=== Goal ===
Pick every line with "text" from the material below.

Dataset items
________________________________________

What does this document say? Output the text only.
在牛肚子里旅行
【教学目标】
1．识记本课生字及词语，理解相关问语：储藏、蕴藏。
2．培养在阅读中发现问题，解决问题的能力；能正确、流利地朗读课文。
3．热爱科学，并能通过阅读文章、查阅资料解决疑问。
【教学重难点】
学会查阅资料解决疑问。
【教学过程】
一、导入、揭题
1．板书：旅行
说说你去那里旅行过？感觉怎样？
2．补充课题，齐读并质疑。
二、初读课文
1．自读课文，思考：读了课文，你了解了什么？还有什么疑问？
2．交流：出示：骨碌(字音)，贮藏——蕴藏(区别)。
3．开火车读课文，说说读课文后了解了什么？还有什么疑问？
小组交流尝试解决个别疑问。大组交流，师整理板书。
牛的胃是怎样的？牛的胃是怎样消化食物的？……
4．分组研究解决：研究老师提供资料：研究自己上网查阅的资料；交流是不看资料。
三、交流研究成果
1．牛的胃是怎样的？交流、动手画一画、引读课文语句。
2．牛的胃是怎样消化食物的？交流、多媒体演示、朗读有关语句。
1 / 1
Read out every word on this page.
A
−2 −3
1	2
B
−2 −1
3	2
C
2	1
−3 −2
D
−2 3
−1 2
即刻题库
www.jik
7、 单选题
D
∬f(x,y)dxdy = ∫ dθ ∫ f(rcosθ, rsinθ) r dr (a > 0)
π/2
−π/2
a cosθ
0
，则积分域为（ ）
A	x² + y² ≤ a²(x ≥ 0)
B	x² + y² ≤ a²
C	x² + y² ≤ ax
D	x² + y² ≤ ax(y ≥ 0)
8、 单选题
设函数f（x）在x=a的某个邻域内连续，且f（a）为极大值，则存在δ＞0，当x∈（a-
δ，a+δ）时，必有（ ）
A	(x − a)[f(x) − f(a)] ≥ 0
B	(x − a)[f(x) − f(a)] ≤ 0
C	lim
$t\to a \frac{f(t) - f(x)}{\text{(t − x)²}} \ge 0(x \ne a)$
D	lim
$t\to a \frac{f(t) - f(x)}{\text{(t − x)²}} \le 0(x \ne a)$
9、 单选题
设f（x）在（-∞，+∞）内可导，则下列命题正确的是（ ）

________________________________________

=== Answer for this exercise ===
What does this document say? Output the text only.
$t\to a \frac{f(t) - f(x)}{\text{(t − x)²}} \ge 0(x \ne a)$
$t\to a \frac{f(t) - f(x)}{\text{(t − x)²}} \le 0(x \ne a)$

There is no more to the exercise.